Copy all records verbatim.

--- DATASET RECORDS ---

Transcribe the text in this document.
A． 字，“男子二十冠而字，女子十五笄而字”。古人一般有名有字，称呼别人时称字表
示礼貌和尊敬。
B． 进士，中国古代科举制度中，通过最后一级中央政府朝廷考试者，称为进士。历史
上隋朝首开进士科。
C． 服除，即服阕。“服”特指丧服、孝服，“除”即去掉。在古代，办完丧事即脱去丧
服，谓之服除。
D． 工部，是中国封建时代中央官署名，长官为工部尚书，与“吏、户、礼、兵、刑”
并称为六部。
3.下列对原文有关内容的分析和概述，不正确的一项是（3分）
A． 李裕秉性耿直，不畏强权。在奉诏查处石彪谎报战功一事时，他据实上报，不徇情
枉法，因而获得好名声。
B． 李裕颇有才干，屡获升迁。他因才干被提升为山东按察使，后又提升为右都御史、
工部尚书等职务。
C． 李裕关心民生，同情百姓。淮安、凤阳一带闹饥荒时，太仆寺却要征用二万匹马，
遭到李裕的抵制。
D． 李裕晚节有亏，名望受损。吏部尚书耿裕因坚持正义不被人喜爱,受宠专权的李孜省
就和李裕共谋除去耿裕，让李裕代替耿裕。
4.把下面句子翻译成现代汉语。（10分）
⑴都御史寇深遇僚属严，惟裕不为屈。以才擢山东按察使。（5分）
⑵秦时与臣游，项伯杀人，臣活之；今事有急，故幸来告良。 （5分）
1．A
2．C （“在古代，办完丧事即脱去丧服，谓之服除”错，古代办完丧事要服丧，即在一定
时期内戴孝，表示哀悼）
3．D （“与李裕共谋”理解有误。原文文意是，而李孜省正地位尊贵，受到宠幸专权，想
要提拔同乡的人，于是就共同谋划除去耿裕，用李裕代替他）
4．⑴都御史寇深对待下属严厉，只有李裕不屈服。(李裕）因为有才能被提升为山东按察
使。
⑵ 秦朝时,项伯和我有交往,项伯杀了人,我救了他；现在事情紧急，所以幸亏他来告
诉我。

---

▶ [EXERCISE SOLUTION]
Transcribe the text in this document.
A． 字，“男子二十冠而字，女子十五笄而字”。古人一般有名有字，称呼别人时称字表
示礼貌和尊敬。
B． 进士，中国古代科举制度中，通过最后一级中央政府朝廷考试者，称为进士。历史
上隋朝首开进士科。
C． 服除，即服阕。“服”特指丧服、孝服，“除”即去掉。在古代，办完丧事即脱去丧
服，谓之服除。
D． 工部，是中国封建时代中央官署名，长官为工部尚书，与“吏、户、礼、兵、刑”
并称为六部。
3.下列对原文有关内容的分析和概述，不正确的一项是（3分）
A． 李裕秉性耿直，不畏强权。在奉诏查处石彪谎报战功一事时，他据实上报，不徇情
枉法，因而获得好名声。
B． 李裕颇有才干，屡获升迁。他因才干被提升为山东按察使，后又提升为右都御史、
工部尚书等职务。
C． 李裕关心民生，同情百姓。淮安、凤阳一带闹饥荒时，太仆寺却要征用二万匹马，
遭到李裕的抵制。
D． 李裕晚节有亏，名望受损。吏部尚书耿裕因坚持正义不被人喜爱,受宠专权的李孜省
就和李裕共谋除去耿裕，让李裕代替耿裕。
4.把下面句子翻译成现代汉语。（10分）
⑴都御史寇深遇僚属严，惟裕不为屈。以才擢山东按察使。（5分）
⑵秦时与臣游，项伯杀人，臣活之；今事有急，故幸来告良。 （5分）
1．A
2．C （“在古代，办完丧事即脱去丧服，谓之服除”错，古代办完丧事要服丧，即在一定
时期内戴孝，表示哀悼）
3．D （“与李裕共谋”理解有误。原文文意是，而李孜省正地位尊贵，受到宠幸专权，想
要提拔同乡的人，于是就共同谋划除去耿裕，用李裕代替他）
4．⑴都御史寇深对待下属严厉，只有李裕不屈服。(李裕）因为有才能被提升为山东按察
使。
⑵ 秦朝时,项伯和我有交往,项伯杀了人,我救了他；现在事情紧急，所以幸亏他来告
诉我。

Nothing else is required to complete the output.